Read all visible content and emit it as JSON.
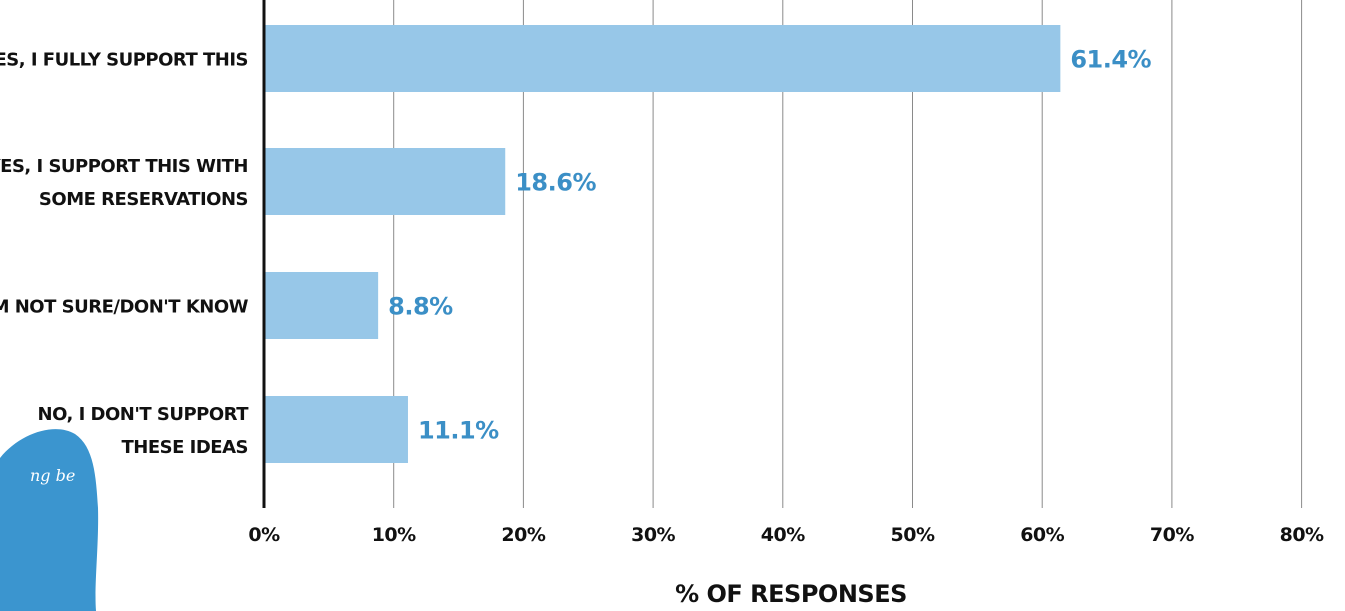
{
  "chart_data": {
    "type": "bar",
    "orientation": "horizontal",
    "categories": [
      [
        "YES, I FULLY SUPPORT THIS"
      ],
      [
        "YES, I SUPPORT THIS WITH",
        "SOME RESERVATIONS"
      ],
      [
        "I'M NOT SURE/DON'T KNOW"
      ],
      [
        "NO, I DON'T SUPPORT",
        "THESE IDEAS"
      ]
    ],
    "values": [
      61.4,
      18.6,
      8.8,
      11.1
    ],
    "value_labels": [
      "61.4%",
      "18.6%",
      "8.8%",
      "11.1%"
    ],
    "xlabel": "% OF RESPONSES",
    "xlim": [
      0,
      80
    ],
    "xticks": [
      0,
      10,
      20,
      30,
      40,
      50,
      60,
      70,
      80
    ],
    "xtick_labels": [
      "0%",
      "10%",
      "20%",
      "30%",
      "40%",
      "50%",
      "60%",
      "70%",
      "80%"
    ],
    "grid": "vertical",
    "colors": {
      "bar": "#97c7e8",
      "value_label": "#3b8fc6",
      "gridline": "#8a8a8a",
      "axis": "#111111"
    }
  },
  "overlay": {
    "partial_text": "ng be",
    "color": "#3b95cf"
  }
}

**WORK TO COMPLETE:**
The material above holds pictures; copy everything else in it exactly.

**TASK RESPONSE:**
Read all visible content and emit it as JSON.
{
  "chart_data": {
    "type": "bar",
    "orientation": "horizontal",
    "categories": [
      [
        "YES, I FULLY SUPPORT THIS"
      ],
      [
        "YES, I SUPPORT THIS WITH",
        "SOME RESERVATIONS"
      ],
      [
        "I'M NOT SURE/DON'T KNOW"
      ],
      [
        "NO, I DON'T SUPPORT",
        "THESE IDEAS"
      ]
    ],
    "values": [
      61.4,
      18.6,
      8.8,
      11.1
    ],
    "value_labels": [
      "61.4%",
      "18.6%",
      "8.8%",
      "11.1%"
    ],
    "xlabel": "% OF RESPONSES",
    "xlim": [
      0,
      80
    ],
    "xticks": [
      0,
      10,
      20,
      30,
      40,
      50,
      60,
      70,
      80
    ],
    "xtick_labels": [
      "0%",
      "10%",
      "20%",
      "30%",
      "40%",
      "50%",
      "60%",
      "70%",
      "80%"
    ],
    "grid": "vertical",
    "colors": {
      "bar": "#97c7e8",
      "value_label": "#3b8fc6",
      "gridline": "#8a8a8a",
      "axis": "#111111"
    }
  },
  "overlay": {
    "partial_text": "ng be",
    "color": "#3b95cf"
  }
}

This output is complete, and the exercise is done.